**Problem description**
Search the listing below for the string "Professionnels" and copy every line where it occurs.

* Begin Raw data *

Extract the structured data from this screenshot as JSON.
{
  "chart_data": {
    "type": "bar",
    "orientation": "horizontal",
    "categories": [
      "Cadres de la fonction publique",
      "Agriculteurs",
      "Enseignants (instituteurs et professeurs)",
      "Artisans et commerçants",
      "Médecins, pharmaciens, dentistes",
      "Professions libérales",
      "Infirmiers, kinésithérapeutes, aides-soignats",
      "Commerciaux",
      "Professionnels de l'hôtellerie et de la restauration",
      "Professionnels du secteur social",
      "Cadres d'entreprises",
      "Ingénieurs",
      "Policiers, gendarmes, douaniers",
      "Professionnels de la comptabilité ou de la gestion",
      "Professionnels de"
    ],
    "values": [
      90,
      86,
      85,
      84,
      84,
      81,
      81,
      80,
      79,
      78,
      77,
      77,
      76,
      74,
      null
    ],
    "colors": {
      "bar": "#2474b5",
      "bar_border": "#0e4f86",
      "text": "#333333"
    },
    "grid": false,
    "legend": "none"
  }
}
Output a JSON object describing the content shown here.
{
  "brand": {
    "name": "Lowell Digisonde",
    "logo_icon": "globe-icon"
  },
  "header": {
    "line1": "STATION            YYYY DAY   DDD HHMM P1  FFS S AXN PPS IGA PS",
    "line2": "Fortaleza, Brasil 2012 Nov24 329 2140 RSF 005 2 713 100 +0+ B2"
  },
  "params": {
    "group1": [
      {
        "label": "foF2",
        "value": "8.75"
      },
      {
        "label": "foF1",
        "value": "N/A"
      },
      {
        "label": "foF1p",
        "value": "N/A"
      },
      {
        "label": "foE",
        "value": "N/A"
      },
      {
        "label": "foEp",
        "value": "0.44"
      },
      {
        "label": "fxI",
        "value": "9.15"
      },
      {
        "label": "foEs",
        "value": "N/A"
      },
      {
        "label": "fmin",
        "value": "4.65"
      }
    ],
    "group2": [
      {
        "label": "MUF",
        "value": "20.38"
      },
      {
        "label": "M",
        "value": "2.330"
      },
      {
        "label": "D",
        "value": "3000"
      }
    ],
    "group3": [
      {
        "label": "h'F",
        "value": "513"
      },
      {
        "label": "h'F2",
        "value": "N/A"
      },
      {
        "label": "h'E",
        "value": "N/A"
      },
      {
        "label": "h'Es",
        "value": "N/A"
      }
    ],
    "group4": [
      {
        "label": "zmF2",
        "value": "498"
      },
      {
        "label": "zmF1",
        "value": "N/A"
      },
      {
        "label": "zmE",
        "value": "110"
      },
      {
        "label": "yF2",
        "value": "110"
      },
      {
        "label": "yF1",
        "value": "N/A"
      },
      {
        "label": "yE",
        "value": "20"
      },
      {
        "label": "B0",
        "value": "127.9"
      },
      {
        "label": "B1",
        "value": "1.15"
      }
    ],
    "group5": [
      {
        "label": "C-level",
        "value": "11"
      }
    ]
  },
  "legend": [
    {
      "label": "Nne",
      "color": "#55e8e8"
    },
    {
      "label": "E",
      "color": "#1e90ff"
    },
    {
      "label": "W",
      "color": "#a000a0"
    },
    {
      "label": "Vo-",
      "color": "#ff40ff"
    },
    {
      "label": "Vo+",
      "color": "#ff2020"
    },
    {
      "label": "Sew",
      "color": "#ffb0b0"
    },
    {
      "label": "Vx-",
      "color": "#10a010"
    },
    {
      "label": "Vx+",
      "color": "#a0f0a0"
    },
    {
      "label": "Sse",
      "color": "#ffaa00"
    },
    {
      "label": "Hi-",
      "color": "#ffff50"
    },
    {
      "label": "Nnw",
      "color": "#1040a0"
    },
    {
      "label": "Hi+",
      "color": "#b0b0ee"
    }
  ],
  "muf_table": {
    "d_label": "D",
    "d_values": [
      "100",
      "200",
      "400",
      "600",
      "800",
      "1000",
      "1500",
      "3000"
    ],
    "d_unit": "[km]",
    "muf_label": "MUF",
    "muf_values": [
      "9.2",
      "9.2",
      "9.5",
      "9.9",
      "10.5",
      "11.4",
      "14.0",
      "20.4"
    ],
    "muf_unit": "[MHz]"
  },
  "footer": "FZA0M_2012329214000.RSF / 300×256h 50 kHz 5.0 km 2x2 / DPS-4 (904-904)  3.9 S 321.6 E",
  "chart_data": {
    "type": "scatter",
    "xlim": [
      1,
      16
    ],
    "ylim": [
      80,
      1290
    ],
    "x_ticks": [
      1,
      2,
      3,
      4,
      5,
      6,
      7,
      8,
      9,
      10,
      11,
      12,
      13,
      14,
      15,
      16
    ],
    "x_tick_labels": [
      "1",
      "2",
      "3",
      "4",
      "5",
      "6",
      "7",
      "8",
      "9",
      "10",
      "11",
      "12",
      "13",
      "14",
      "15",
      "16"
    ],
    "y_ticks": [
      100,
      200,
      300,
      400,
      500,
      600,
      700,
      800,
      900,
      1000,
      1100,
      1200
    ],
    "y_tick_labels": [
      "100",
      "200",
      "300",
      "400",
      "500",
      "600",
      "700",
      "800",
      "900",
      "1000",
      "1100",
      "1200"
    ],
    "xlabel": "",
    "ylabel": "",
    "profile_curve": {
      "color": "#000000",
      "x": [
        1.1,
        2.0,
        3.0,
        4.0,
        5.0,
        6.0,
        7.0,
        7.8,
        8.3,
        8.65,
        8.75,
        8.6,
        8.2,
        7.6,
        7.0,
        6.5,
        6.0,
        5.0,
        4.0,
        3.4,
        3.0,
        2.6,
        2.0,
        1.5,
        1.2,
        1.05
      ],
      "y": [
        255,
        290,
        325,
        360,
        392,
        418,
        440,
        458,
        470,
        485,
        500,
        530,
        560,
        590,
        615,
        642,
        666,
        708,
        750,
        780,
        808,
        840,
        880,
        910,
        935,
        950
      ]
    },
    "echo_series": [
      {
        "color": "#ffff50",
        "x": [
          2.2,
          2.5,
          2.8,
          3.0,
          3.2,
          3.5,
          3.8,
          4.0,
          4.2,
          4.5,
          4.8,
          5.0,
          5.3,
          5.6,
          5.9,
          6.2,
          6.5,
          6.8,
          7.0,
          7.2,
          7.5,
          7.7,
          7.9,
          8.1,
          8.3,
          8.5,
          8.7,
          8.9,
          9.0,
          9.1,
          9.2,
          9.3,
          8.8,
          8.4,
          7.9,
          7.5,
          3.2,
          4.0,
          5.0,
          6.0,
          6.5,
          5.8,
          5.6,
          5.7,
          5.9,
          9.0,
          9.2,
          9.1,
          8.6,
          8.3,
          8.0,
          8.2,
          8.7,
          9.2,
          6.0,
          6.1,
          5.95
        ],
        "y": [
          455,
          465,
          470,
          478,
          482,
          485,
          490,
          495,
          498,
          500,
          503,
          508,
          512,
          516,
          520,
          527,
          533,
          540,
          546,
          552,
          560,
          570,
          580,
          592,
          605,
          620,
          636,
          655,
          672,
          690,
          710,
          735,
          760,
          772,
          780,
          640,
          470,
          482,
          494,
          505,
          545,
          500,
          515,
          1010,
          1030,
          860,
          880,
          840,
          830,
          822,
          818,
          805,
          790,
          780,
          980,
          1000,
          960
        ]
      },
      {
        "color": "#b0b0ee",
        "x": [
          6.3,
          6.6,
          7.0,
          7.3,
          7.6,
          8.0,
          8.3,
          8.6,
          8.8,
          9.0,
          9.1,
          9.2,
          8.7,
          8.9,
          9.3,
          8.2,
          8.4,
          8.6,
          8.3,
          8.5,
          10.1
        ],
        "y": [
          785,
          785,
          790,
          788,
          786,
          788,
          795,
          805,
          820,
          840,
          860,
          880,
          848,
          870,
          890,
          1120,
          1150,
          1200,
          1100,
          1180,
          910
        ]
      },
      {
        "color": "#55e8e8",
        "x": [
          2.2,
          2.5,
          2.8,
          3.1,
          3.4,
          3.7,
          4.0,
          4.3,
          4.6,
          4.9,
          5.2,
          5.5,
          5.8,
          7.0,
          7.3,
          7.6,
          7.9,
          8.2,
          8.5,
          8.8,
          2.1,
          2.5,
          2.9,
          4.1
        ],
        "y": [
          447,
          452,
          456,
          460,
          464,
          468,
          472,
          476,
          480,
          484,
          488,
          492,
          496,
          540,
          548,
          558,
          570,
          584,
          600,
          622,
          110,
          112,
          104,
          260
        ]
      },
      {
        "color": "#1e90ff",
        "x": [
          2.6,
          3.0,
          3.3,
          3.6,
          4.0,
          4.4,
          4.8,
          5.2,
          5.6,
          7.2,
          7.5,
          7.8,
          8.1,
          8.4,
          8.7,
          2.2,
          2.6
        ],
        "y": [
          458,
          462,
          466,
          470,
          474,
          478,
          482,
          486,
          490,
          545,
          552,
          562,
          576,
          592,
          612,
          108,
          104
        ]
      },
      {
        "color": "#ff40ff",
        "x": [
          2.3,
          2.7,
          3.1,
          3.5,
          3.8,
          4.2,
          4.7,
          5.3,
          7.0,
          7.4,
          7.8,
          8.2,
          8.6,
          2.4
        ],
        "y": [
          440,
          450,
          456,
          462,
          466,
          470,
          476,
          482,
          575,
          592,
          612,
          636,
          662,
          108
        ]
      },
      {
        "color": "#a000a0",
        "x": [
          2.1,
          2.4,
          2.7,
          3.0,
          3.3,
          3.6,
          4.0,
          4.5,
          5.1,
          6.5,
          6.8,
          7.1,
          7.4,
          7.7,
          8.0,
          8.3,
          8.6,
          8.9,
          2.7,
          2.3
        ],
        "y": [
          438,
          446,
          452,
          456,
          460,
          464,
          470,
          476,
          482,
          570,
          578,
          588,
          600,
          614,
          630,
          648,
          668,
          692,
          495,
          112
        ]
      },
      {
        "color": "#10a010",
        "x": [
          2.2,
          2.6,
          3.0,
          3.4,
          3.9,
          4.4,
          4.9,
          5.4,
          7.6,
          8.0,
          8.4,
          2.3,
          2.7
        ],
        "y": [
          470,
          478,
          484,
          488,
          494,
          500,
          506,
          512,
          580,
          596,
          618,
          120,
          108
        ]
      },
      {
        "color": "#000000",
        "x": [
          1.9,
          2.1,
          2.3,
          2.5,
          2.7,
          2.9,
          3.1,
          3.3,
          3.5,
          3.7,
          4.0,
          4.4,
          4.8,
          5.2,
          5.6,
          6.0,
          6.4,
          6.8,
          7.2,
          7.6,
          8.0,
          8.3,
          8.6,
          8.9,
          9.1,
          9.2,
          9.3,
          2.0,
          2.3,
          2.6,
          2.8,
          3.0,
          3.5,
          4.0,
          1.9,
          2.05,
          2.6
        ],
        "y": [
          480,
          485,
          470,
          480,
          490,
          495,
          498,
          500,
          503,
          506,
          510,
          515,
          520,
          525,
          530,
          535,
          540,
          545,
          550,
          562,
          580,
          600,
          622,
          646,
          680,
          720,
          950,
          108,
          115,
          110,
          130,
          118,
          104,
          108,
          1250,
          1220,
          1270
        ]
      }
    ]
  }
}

* End Raw data *

**Solution to this problem**
      "Professionnels de l'hôtellerie et de la restauration",
      "Professionnels du secteur social",
      "Professionnels de la comptabilité ou de la gestion",
      "Professionnels de"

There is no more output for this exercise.